### Supplied records
────────────────────

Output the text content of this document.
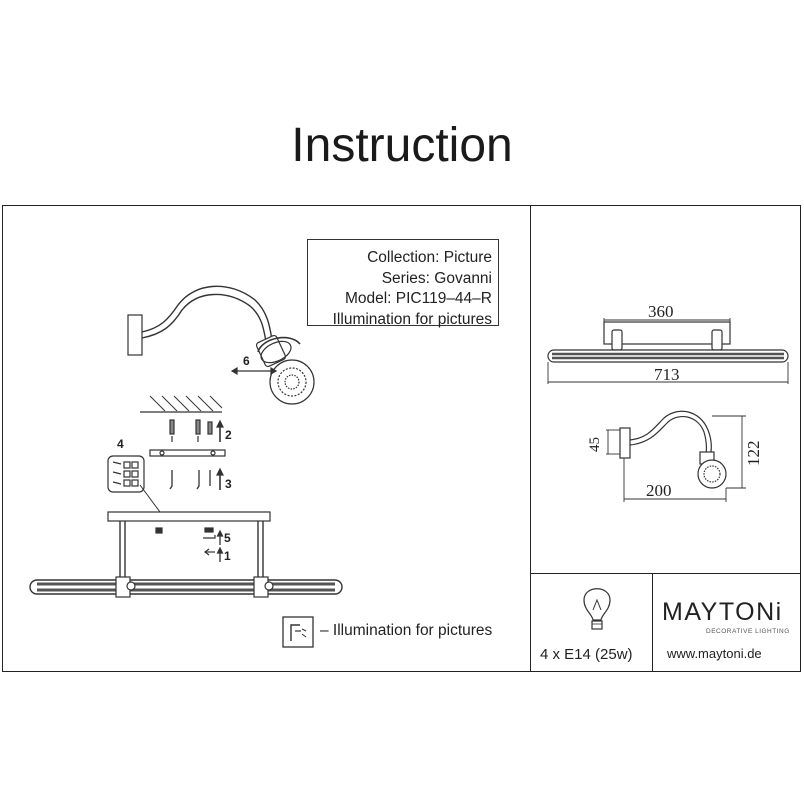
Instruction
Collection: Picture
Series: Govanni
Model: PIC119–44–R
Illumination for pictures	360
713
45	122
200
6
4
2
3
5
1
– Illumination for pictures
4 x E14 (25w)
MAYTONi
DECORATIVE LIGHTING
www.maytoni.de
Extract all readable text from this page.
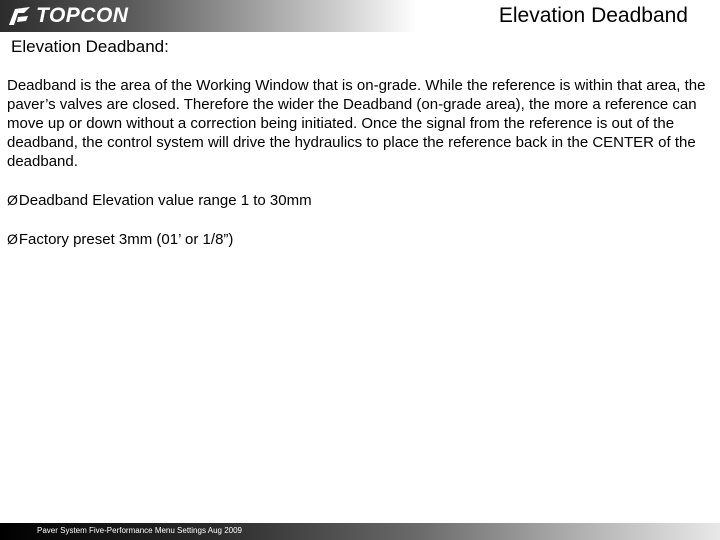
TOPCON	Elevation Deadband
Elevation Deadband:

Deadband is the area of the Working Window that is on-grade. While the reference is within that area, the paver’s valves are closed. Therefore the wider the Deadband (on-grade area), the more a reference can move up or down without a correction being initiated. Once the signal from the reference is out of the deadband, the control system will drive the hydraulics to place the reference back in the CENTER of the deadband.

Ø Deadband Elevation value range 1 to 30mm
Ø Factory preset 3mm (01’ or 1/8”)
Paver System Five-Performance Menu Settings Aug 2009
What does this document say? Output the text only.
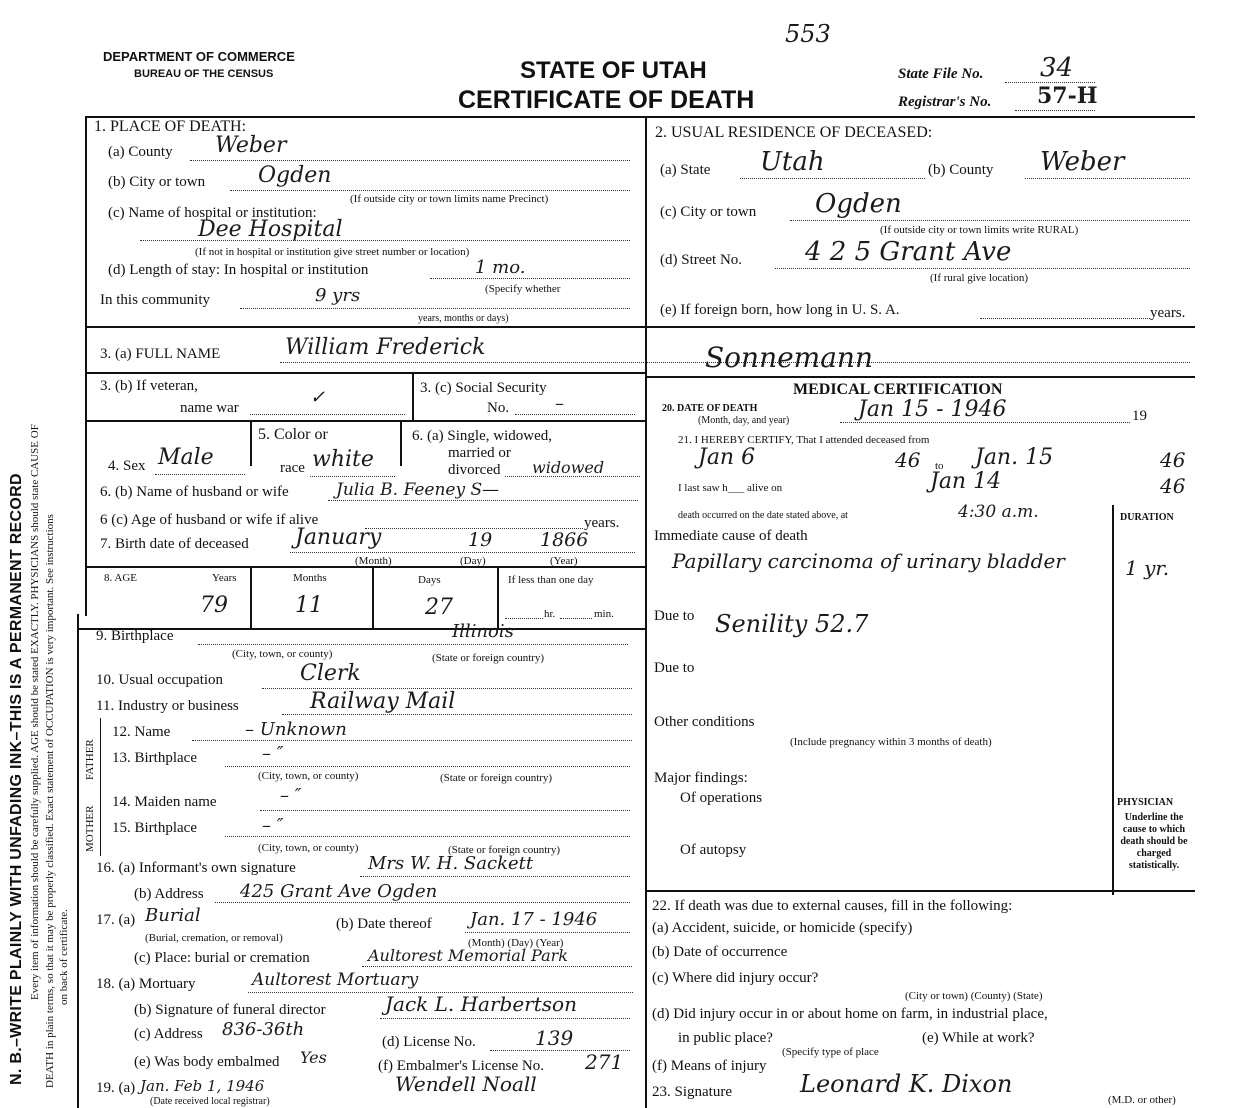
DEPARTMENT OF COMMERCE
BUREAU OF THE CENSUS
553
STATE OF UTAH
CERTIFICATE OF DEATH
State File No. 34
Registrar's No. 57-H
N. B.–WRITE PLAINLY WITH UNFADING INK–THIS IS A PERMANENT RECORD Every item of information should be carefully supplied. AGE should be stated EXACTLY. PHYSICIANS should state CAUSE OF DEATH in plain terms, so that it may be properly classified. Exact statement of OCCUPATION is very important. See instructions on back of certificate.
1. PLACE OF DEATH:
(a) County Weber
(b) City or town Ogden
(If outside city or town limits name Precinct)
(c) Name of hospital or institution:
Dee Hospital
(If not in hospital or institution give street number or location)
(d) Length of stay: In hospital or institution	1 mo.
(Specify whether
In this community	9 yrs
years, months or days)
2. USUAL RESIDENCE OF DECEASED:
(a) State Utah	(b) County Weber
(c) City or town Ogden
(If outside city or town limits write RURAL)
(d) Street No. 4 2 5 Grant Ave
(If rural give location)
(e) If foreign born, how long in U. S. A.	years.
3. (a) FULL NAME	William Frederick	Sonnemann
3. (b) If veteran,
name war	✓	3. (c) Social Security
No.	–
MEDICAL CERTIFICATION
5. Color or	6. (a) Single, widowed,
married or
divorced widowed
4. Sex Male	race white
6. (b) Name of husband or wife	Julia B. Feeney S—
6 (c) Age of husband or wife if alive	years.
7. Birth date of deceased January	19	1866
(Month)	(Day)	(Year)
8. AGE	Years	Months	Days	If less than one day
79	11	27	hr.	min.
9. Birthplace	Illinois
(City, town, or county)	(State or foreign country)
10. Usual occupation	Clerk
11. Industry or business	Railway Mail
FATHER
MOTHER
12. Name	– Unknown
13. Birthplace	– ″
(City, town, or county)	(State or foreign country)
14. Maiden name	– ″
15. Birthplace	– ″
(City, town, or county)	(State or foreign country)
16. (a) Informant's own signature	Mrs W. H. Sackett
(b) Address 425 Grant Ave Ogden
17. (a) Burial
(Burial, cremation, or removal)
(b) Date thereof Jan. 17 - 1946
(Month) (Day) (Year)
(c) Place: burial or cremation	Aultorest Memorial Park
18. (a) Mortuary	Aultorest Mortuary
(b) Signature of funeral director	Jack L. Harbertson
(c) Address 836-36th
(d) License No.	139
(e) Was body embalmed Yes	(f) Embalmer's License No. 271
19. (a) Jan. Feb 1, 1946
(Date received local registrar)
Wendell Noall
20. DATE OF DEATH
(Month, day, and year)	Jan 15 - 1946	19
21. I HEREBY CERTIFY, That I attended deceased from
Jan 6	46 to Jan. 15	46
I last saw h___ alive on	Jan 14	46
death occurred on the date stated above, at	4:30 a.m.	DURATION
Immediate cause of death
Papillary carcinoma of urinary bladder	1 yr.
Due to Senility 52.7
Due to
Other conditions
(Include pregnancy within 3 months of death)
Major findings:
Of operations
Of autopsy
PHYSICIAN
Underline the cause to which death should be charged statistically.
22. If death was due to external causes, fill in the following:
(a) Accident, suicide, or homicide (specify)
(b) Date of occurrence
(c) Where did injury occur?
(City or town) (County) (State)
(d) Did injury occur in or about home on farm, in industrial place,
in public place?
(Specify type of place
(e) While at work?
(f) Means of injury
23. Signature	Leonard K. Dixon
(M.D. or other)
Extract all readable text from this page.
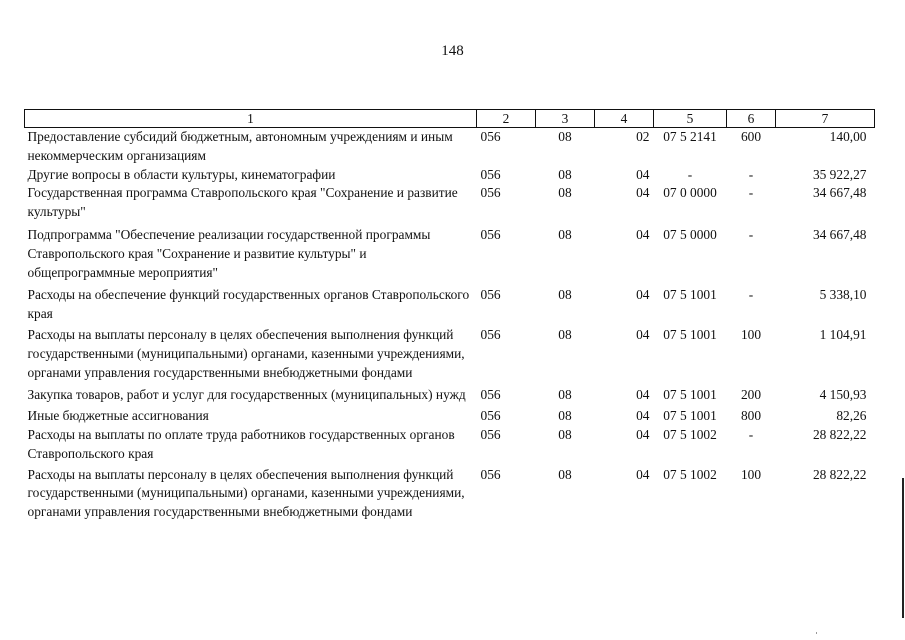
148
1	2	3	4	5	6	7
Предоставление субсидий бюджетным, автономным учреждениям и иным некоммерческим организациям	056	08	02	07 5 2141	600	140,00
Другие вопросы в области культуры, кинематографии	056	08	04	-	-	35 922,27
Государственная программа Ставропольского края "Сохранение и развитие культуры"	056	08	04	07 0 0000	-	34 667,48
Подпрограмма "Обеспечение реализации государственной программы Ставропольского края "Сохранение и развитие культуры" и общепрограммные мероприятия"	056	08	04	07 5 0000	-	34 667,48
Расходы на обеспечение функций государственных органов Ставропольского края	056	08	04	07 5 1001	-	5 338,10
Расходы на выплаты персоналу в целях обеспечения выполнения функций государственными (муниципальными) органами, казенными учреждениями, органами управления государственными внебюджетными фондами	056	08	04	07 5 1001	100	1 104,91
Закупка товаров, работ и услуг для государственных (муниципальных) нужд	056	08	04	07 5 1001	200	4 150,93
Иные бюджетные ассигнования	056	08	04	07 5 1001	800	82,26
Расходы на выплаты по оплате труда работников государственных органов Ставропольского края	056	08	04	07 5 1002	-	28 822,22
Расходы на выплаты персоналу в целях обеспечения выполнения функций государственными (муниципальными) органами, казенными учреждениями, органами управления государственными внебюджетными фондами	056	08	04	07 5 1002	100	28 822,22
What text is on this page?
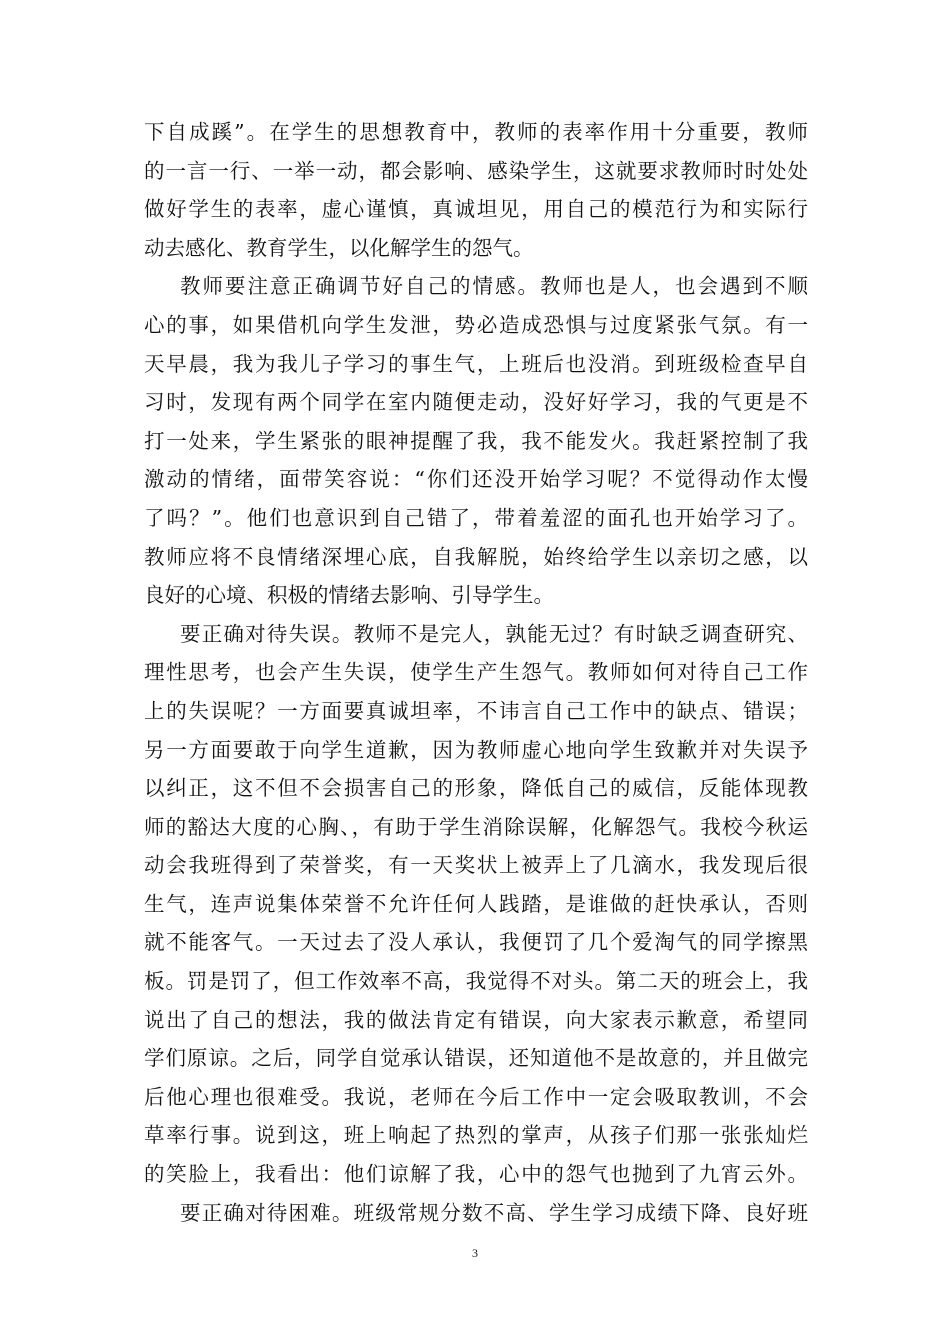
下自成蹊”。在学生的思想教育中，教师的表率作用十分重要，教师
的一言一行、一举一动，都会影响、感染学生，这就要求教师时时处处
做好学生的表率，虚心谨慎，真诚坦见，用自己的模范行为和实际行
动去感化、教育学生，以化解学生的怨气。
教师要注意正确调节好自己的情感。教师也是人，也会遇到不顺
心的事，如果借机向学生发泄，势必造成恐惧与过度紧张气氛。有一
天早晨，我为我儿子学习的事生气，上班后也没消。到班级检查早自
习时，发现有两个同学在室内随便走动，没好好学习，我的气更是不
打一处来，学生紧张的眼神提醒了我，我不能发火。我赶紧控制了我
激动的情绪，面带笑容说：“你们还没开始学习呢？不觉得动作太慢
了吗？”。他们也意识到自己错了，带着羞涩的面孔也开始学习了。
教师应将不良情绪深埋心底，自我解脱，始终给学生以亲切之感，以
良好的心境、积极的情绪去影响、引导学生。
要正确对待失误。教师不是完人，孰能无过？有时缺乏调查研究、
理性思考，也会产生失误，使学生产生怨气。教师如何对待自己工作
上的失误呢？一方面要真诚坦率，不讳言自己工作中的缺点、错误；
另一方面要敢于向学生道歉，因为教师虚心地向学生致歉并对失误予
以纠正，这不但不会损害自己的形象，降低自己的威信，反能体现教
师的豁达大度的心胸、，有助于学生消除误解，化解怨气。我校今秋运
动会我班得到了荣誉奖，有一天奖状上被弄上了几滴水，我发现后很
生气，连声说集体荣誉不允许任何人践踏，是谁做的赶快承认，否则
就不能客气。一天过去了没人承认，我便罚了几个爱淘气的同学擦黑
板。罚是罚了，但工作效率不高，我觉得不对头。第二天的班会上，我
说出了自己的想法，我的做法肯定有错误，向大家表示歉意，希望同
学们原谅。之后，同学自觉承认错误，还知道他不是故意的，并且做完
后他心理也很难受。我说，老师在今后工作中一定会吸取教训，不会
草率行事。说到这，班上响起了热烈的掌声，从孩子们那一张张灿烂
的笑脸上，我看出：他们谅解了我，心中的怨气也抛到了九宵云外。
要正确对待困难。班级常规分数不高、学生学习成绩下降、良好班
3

────────────────────

Pictures in the records should not appear in your copy, but everything else must be transcribed exactly.

Output the text content of this document.
Instruction
Collection: Picture
Series: Govanni
Model: PIC119–44–R
Illumination for pictures	360
713
45	122
200
6
4
2
3
5
1
– Illumination for pictures
4 x E14 (25w)
MAYTONi
DECORATIVE LIGHTING
www.maytoni.de
Extract all readable text from this page.
TOPCON	Elevation Deadband
Elevation Deadband:

Deadband is the area of the Working Window that is on-grade. While the reference is within that area, the paver’s valves are closed. Therefore the wider the Deadband (on-grade area), the more a reference can move up or down without a correction being initiated. Once the signal from the reference is out of the deadband, the control system will drive the hydraulics to place the reference back in the CENTER of the deadband.

Ø Deadband Elevation value range 1 to 30mm
Ø Factory preset 3mm (01’ or 1/8”)
Paver System Five-Performance Menu Settings Aug 2009
What does this document say? Output the text only.
DEPARTMENT OF COMMERCE
BUREAU OF THE CENSUS
553
STATE OF UTAH
CERTIFICATE OF DEATH
State File No. 34
Registrar's No. 57-H
N. B.–WRITE PLAINLY WITH UNFADING INK–THIS IS A PERMANENT RECORD Every item of information should be carefully supplied. AGE should be stated EXACTLY. PHYSICIANS should state CAUSE OF DEATH in plain terms, so that it may be properly classified. Exact statement of OCCUPATION is very important. See instructions on back of certificate.
1. PLACE OF DEATH:
(a) County Weber
(b) City or town Ogden
(If outside city or town limits name Precinct)
(c) Name of hospital or institution:
Dee Hospital
(If not in hospital or institution give street number or location)
(d) Length of stay: In hospital or institution	1 mo.
(Specify whether
In this community	9 yrs
years, months or days)
2. USUAL RESIDENCE OF DECEASED:
(a) State Utah	(b) County Weber
(c) City or town Ogden
(If outside city or town limits write RURAL)
(d) Street No. 4 2 5 Grant Ave
(If rural give location)
(e) If foreign born, how long in U. S. A.	years.
3. (a) FULL NAME	William Frederick	Sonnemann
3. (b) If veteran,
name war	✓	3. (c) Social Security
No.	–
MEDICAL CERTIFICATION
5. Color or	6. (a) Single, widowed,
married or
divorced widowed
4. Sex Male	race white
6. (b) Name of husband or wife	Julia B. Feeney S—
6 (c) Age of husband or wife if alive	years.
7. Birth date of deceased January	19	1866
(Month)	(Day)	(Year)
8. AGE	Years	Months	Days	If less than one day
79	11	27	hr.	min.
9. Birthplace	Illinois
(City, town, or county)	(State or foreign country)
10. Usual occupation	Clerk
11. Industry or business	Railway Mail
FATHER
MOTHER
12. Name	– Unknown
13. Birthplace	– ″
(City, town, or county)	(State or foreign country)
14. Maiden name	– ″
15. Birthplace	– ″
(City, town, or county)	(State or foreign country)
16. (a) Informant's own signature	Mrs W. H. Sackett
(b) Address 425 Grant Ave Ogden
17. (a) Burial
(Burial, cremation, or removal)
(b) Date thereof Jan. 17 - 1946
(Month) (Day) (Year)
(c) Place: burial or cremation	Aultorest Memorial Park
18. (a) Mortuary	Aultorest Mortuary
(b) Signature of funeral director	Jack L. Harbertson
(c) Address 836-36th
(d) License No.	139
(e) Was body embalmed Yes	(f) Embalmer's License No. 271
19. (a) Jan. Feb 1, 1946
(Date received local registrar)
Wendell Noall
20. DATE OF DEATH
(Month, day, and year)	Jan 15 - 1946	19
21. I HEREBY CERTIFY, That I attended deceased from
Jan 6	46 to Jan. 15	46
I last saw h___ alive on	Jan 14	46
death occurred on the date stated above, at	4:30 a.m.	DURATION
Immediate cause of death
Papillary carcinoma of urinary bladder	1 yr.
Due to Senility 52.7
Due to
Other conditions
(Include pregnancy within 3 months of death)
Major findings:
Of operations
Of autopsy
PHYSICIAN
Underline the cause to which death should be charged statistically.
22. If death was due to external causes, fill in the following:
(a) Accident, suicide, or homicide (specify)
(b) Date of occurrence
(c) Where did injury occur?
(City or town) (County) (State)
(d) Did injury occur in or about home on farm, in industrial place,
in public place?
(Specify type of place
(e) While at work?
(f) Means of injury
23. Signature	Leonard K. Dixon
(M.D. or other)
Extract all readable text from this page.
148
1	2	3	4	5	6	7
Предоставление субсидий бюджетным, автономным учреждениям и иным некоммерческим организациям	056	08	02	07 5 2141	600	140,00
Другие вопросы в области культуры, кинематографии	056	08	04	-	-	35 922,27
Государственная программа Ставропольского края "Сохранение и развитие культуры"	056	08	04	07 0 0000	-	34 667,48
Подпрограмма "Обеспечение реализации государственной программы Ставропольского края "Сохранение и развитие культуры" и общепрограммные мероприятия"	056	08	04	07 5 0000	-	34 667,48
Расходы на обеспечение функций государственных органов Ставропольского края	056	08	04	07 5 1001	-	5 338,10
Расходы на выплаты персоналу в целях обеспечения выполнения функций государственными (муниципальными) органами, казенными учреждениями, органами управления государственными внебюджетными фондами	056	08	04	07 5 1001	100	1 104,91
Закупка товаров, работ и услуг для государственных (муниципальных) нужд	056	08	04	07 5 1001	200	4 150,93
Иные бюджетные ассигнования	056	08	04	07 5 1001	800	82,26
Расходы на выплаты по оплате труда работников государственных органов Ставропольского края	056	08	04	07 5 1002	-	28 822,22
Расходы на выплаты персоналу в целях обеспечения выполнения функций государственными (муниципальными) органами, казенными учреждениями, органами управления государственными внебюджетными фондами	056	08	04	07 5 1002	100	28 822,22
What text is on this page?
下自成蹊”。在学生的思想教育中，教师的表率作用十分重要，教师
的一言一行、一举一动，都会影响、感染学生，这就要求教师时时处处
做好学生的表率，虚心谨慎，真诚坦见，用自己的模范行为和实际行
动去感化、教育学生，以化解学生的怨气。
教师要注意正确调节好自己的情感。教师也是人，也会遇到不顺
心的事，如果借机向学生发泄，势必造成恐惧与过度紧张气氛。有一
天早晨，我为我儿子学习的事生气，上班后也没消。到班级检查早自
习时，发现有两个同学在室内随便走动，没好好学习，我的气更是不
打一处来，学生紧张的眼神提醒了我，我不能发火。我赶紧控制了我
激动的情绪，面带笑容说：“你们还没开始学习呢？不觉得动作太慢
了吗？”。他们也意识到自己错了，带着羞涩的面孔也开始学习了。
教师应将不良情绪深埋心底，自我解脱，始终给学生以亲切之感，以
良好的心境、积极的情绪去影响、引导学生。
要正确对待失误。教师不是完人，孰能无过？有时缺乏调查研究、
理性思考，也会产生失误，使学生产生怨气。教师如何对待自己工作
上的失误呢？一方面要真诚坦率，不讳言自己工作中的缺点、错误；
另一方面要敢于向学生道歉，因为教师虚心地向学生致歉并对失误予
以纠正，这不但不会损害自己的形象，降低自己的威信，反能体现教
师的豁达大度的心胸、，有助于学生消除误解，化解怨气。我校今秋运
动会我班得到了荣誉奖，有一天奖状上被弄上了几滴水，我发现后很
生气，连声说集体荣誉不允许任何人践踏，是谁做的赶快承认，否则
就不能客气。一天过去了没人承认，我便罚了几个爱淘气的同学擦黑
板。罚是罚了，但工作效率不高，我觉得不对头。第二天的班会上，我
说出了自己的想法，我的做法肯定有错误，向大家表示歉意，希望同
学们原谅。之后，同学自觉承认错误，还知道他不是故意的，并且做完
后他心理也很难受。我说，老师在今后工作中一定会吸取教训，不会
草率行事。说到这，班上响起了热烈的掌声，从孩子们那一张张灿烂
的笑脸上，我看出：他们谅解了我，心中的怨气也抛到了九宵云外。
要正确对待困难。班级常规分数不高、学生学习成绩下降、良好班
3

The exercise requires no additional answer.